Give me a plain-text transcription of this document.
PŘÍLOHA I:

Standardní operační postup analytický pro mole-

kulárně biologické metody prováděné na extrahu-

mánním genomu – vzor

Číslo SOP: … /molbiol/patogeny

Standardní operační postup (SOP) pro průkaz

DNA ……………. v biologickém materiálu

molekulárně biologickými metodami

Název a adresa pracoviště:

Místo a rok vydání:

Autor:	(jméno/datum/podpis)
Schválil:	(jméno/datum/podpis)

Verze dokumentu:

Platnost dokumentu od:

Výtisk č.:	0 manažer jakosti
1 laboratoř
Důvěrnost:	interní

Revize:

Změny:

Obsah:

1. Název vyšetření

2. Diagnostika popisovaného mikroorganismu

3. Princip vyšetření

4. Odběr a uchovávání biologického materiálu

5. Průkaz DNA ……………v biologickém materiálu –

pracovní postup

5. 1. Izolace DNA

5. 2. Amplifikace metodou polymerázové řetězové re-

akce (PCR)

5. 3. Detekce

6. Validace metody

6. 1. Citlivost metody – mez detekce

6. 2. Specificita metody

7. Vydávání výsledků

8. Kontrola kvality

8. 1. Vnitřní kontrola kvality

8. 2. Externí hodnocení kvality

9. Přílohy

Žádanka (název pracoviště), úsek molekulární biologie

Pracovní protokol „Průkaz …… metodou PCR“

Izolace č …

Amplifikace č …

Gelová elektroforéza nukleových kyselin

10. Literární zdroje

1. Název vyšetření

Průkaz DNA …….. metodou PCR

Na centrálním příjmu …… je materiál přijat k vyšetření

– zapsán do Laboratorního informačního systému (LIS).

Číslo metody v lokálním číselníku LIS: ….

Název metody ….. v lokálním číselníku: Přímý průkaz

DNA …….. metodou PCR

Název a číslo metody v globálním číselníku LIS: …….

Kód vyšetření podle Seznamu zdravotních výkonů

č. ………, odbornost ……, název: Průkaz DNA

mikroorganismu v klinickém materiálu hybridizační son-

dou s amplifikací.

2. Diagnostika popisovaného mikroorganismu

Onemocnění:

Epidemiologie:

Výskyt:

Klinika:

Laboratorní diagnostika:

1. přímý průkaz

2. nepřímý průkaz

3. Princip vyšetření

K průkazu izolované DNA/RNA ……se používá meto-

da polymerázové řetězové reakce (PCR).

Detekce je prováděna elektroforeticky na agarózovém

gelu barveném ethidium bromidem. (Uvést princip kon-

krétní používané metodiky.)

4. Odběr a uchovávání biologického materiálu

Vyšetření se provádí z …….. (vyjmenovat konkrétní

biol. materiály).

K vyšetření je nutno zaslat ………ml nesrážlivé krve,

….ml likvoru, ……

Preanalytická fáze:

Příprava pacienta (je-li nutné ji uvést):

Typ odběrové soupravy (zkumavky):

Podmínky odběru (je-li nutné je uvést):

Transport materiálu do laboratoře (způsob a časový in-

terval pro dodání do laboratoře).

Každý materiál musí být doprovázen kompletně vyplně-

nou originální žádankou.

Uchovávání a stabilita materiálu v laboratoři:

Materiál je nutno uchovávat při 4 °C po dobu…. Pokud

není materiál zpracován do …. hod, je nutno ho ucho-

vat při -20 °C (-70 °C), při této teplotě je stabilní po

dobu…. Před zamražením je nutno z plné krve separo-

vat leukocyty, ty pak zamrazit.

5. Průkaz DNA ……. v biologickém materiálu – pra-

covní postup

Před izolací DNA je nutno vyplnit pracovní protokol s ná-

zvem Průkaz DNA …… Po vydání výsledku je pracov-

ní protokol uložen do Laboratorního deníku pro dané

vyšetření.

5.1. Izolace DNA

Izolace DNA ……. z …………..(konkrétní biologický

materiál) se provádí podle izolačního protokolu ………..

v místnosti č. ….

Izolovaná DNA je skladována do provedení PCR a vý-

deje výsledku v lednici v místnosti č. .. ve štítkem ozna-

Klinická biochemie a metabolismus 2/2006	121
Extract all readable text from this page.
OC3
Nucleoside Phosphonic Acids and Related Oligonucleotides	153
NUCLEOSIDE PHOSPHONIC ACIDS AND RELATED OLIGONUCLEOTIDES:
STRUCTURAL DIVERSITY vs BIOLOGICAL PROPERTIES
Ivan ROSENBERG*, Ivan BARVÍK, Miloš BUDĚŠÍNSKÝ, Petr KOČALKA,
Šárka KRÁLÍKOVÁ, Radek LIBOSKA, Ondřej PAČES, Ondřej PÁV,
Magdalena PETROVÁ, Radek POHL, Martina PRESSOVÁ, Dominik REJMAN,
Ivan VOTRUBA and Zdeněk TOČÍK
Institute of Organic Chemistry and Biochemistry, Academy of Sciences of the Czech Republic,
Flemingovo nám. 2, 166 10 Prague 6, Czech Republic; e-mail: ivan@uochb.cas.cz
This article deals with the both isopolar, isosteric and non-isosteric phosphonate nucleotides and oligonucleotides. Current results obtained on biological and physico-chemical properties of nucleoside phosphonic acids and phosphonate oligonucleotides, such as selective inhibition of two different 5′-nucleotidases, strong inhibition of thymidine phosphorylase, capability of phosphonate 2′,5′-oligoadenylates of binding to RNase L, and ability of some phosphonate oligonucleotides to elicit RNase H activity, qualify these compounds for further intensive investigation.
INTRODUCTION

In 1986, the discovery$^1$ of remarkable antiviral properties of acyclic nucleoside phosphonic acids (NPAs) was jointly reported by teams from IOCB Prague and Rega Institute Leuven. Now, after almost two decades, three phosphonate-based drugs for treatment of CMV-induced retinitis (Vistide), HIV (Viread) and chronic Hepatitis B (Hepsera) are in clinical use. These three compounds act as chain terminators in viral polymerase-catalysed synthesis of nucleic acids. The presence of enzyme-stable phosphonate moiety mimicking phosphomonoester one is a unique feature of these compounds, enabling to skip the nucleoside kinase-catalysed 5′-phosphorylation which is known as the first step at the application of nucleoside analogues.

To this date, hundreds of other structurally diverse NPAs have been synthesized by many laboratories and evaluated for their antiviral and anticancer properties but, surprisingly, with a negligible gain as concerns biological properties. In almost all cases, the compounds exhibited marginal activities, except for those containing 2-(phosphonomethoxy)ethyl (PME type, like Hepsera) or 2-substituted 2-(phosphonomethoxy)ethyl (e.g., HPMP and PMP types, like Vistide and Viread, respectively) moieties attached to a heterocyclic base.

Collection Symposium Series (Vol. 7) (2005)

**PROBLEM STATEMENT**
Type out the material again exactly as presented.

**SOLUTION**
Give me a plain-text transcription of this document.
PŘÍLOHA I:

Standardní operační postup analytický pro mole-

kulárně biologické metody prováděné na extrahu-

mánním genomu – vzor

Číslo SOP: … /molbiol/patogeny

Standardní operační postup (SOP) pro průkaz

DNA ……………. v biologickém materiálu

molekulárně biologickými metodami

Název a adresa pracoviště:

Místo a rok vydání:

Autor:	(jméno/datum/podpis)
Schválil:	(jméno/datum/podpis)

Verze dokumentu:

Platnost dokumentu od:

Výtisk č.:	0 manažer jakosti
1 laboratoř
Důvěrnost:	interní

Revize:

Změny:

Obsah:

1. Název vyšetření

2. Diagnostika popisovaného mikroorganismu

3. Princip vyšetření

4. Odběr a uchovávání biologického materiálu

5. Průkaz DNA ……………v biologickém materiálu –

pracovní postup

5. 1. Izolace DNA

5. 2. Amplifikace metodou polymerázové řetězové re-

akce (PCR)

5. 3. Detekce

6. Validace metody

6. 1. Citlivost metody – mez detekce

6. 2. Specificita metody

7. Vydávání výsledků

8. Kontrola kvality

8. 1. Vnitřní kontrola kvality

8. 2. Externí hodnocení kvality

9. Přílohy

Žádanka (název pracoviště), úsek molekulární biologie

Pracovní protokol „Průkaz …… metodou PCR“

Izolace č …

Amplifikace č …

Gelová elektroforéza nukleových kyselin

10. Literární zdroje

1. Název vyšetření

Průkaz DNA …….. metodou PCR

Na centrálním příjmu …… je materiál přijat k vyšetření

– zapsán do Laboratorního informačního systému (LIS).

Číslo metody v lokálním číselníku LIS: ….

Název metody ….. v lokálním číselníku: Přímý průkaz

DNA …….. metodou PCR

Název a číslo metody v globálním číselníku LIS: …….

Kód vyšetření podle Seznamu zdravotních výkonů

č. ………, odbornost ……, název: Průkaz DNA

mikroorganismu v klinickém materiálu hybridizační son-

dou s amplifikací.

2. Diagnostika popisovaného mikroorganismu

Onemocnění:

Epidemiologie:

Výskyt:

Klinika:

Laboratorní diagnostika:

1. přímý průkaz

2. nepřímý průkaz

3. Princip vyšetření

K průkazu izolované DNA/RNA ……se používá meto-

da polymerázové řetězové reakce (PCR).

Detekce je prováděna elektroforeticky na agarózovém

gelu barveném ethidium bromidem. (Uvést princip kon-

krétní používané metodiky.)

4. Odběr a uchovávání biologického materiálu

Vyšetření se provádí z …….. (vyjmenovat konkrétní

biol. materiály).

K vyšetření je nutno zaslat ………ml nesrážlivé krve,

….ml likvoru, ……

Preanalytická fáze:

Příprava pacienta (je-li nutné ji uvést):

Typ odběrové soupravy (zkumavky):

Podmínky odběru (je-li nutné je uvést):

Transport materiálu do laboratoře (způsob a časový in-

terval pro dodání do laboratoře).

Každý materiál musí být doprovázen kompletně vyplně-

nou originální žádankou.

Uchovávání a stabilita materiálu v laboratoři:

Materiál je nutno uchovávat při 4 °C po dobu…. Pokud

není materiál zpracován do …. hod, je nutno ho ucho-

vat při -20 °C (-70 °C), při této teplotě je stabilní po

dobu…. Před zamražením je nutno z plné krve separo-

vat leukocyty, ty pak zamrazit.

5. Průkaz DNA ……. v biologickém materiálu – pra-

covní postup

Před izolací DNA je nutno vyplnit pracovní protokol s ná-

zvem Průkaz DNA …… Po vydání výsledku je pracov-

ní protokol uložen do Laboratorního deníku pro dané

vyšetření.

5.1. Izolace DNA

Izolace DNA ……. z …………..(konkrétní biologický

materiál) se provádí podle izolačního protokolu ………..

v místnosti č. ….

Izolovaná DNA je skladována do provedení PCR a vý-

deje výsledku v lednici v místnosti č. .. ve štítkem ozna-

Klinická biochemie a metabolismus 2/2006	121
Extract all readable text from this page.
OC3
Nucleoside Phosphonic Acids and Related Oligonucleotides	153
NUCLEOSIDE PHOSPHONIC ACIDS AND RELATED OLIGONUCLEOTIDES:
STRUCTURAL DIVERSITY vs BIOLOGICAL PROPERTIES
Ivan ROSENBERG*, Ivan BARVÍK, Miloš BUDĚŠÍNSKÝ, Petr KOČALKA,
Šárka KRÁLÍKOVÁ, Radek LIBOSKA, Ondřej PAČES, Ondřej PÁV,
Magdalena PETROVÁ, Radek POHL, Martina PRESSOVÁ, Dominik REJMAN,
Ivan VOTRUBA and Zdeněk TOČÍK
Institute of Organic Chemistry and Biochemistry, Academy of Sciences of the Czech Republic,
Flemingovo nám. 2, 166 10 Prague 6, Czech Republic; e-mail: ivan@uochb.cas.cz
This article deals with the both isopolar, isosteric and non-isosteric phosphonate nucleotides and oligonucleotides. Current results obtained on biological and physico-chemical properties of nucleoside phosphonic acids and phosphonate oligonucleotides, such as selective inhibition of two different 5′-nucleotidases, strong inhibition of thymidine phosphorylase, capability of phosphonate 2′,5′-oligoadenylates of binding to RNase L, and ability of some phosphonate oligonucleotides to elicit RNase H activity, qualify these compounds for further intensive investigation.
INTRODUCTION

In 1986, the discovery$^1$ of remarkable antiviral properties of acyclic nucleoside phosphonic acids (NPAs) was jointly reported by teams from IOCB Prague and Rega Institute Leuven. Now, after almost two decades, three phosphonate-based drugs for treatment of CMV-induced retinitis (Vistide), HIV (Viread) and chronic Hepatitis B (Hepsera) are in clinical use. These three compounds act as chain terminators in viral polymerase-catalysed synthesis of nucleic acids. The presence of enzyme-stable phosphonate moiety mimicking phosphomonoester one is a unique feature of these compounds, enabling to skip the nucleoside kinase-catalysed 5′-phosphorylation which is known as the first step at the application of nucleoside analogues.

To this date, hundreds of other structurally diverse NPAs have been synthesized by many laboratories and evaluated for their antiviral and anticancer properties but, surprisingly, with a negligible gain as concerns biological properties. In almost all cases, the compounds exhibited marginal activities, except for those containing 2-(phosphonomethoxy)ethyl (PME type, like Hepsera) or 2-substituted 2-(phosphonomethoxy)ethyl (e.g., HPMP and PMP types, like Vistide and Viread, respectively) moieties attached to a heterocyclic base.

Collection Symposium Series (Vol. 7) (2005)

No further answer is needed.